Data supplied:

-- Begin --

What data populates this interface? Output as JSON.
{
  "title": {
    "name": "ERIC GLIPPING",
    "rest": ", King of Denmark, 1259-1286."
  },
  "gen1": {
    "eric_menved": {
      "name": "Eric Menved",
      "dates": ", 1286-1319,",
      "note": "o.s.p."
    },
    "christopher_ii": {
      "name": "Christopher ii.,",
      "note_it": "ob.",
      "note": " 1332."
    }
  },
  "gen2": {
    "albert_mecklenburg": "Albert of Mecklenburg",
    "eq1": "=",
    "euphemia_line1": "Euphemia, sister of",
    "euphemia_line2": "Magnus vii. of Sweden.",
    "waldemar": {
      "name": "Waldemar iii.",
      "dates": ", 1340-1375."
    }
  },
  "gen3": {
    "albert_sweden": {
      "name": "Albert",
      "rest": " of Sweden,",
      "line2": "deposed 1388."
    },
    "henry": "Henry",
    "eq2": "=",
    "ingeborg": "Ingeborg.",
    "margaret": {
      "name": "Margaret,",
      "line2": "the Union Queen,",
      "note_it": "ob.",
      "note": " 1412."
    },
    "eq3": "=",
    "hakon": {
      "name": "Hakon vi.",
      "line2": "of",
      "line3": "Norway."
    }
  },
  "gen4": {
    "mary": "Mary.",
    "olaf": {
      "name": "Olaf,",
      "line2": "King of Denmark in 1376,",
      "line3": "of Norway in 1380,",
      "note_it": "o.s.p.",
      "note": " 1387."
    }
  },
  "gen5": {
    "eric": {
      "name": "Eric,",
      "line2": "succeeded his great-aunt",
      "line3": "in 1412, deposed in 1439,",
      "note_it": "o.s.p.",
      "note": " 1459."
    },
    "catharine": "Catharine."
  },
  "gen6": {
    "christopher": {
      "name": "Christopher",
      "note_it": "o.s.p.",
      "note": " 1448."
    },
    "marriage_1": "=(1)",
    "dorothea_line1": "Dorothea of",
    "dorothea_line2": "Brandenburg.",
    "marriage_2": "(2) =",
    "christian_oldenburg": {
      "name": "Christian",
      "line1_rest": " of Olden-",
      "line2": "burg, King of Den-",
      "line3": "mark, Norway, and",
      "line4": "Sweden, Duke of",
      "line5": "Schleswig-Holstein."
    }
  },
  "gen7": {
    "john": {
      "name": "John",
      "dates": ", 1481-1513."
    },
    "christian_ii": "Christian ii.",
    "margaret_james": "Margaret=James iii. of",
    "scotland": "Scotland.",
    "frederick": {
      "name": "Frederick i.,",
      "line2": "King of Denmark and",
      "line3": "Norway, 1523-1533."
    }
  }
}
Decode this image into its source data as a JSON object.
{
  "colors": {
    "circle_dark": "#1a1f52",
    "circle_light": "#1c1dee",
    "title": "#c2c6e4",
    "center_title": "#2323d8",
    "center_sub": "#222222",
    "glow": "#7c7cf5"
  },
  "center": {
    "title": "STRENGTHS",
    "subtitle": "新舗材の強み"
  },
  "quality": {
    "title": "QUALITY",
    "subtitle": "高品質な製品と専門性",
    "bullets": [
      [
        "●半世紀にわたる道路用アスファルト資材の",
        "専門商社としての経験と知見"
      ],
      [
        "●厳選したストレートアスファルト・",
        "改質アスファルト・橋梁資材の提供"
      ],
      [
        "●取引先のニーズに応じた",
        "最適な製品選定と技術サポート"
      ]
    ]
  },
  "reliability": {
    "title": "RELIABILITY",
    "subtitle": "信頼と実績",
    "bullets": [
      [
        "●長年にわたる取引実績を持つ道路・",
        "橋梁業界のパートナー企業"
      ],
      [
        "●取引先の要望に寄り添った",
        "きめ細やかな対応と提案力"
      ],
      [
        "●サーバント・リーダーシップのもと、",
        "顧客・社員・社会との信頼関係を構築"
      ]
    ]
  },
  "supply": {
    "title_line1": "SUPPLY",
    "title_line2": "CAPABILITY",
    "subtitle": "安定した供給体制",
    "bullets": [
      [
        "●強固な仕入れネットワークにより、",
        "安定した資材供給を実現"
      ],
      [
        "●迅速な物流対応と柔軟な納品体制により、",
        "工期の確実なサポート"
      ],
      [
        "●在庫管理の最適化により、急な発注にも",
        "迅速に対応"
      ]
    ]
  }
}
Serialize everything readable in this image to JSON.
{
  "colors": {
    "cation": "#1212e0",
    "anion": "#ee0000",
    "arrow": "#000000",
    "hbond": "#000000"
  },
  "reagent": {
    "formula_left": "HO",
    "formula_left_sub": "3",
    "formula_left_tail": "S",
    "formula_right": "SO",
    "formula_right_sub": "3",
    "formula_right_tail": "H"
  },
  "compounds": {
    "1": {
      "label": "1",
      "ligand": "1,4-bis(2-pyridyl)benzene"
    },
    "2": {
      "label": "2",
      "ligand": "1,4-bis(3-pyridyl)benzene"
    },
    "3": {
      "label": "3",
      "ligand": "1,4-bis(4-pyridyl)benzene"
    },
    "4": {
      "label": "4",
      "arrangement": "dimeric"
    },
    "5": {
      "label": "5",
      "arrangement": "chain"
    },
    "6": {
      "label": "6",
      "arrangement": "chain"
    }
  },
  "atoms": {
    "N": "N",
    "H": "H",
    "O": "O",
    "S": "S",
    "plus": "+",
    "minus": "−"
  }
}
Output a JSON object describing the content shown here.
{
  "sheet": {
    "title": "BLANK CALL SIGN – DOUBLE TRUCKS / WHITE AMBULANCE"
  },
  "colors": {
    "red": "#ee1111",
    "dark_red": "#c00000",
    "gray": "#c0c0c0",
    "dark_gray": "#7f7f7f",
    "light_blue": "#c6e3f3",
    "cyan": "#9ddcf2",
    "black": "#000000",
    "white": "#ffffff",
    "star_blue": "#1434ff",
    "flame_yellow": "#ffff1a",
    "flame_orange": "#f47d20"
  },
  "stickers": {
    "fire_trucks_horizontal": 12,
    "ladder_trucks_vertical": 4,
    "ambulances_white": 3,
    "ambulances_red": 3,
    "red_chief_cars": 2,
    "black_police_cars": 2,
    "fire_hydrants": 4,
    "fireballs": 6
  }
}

-- End --

Description of the task: Copy every line of the listing that includes the string "Norway".

Finished task:
      "line3": "Norway."
      "line3": "of Norway in 1380,",
      "line3": "mark, Norway, and",
      "line3": "Norway, 1523-1533."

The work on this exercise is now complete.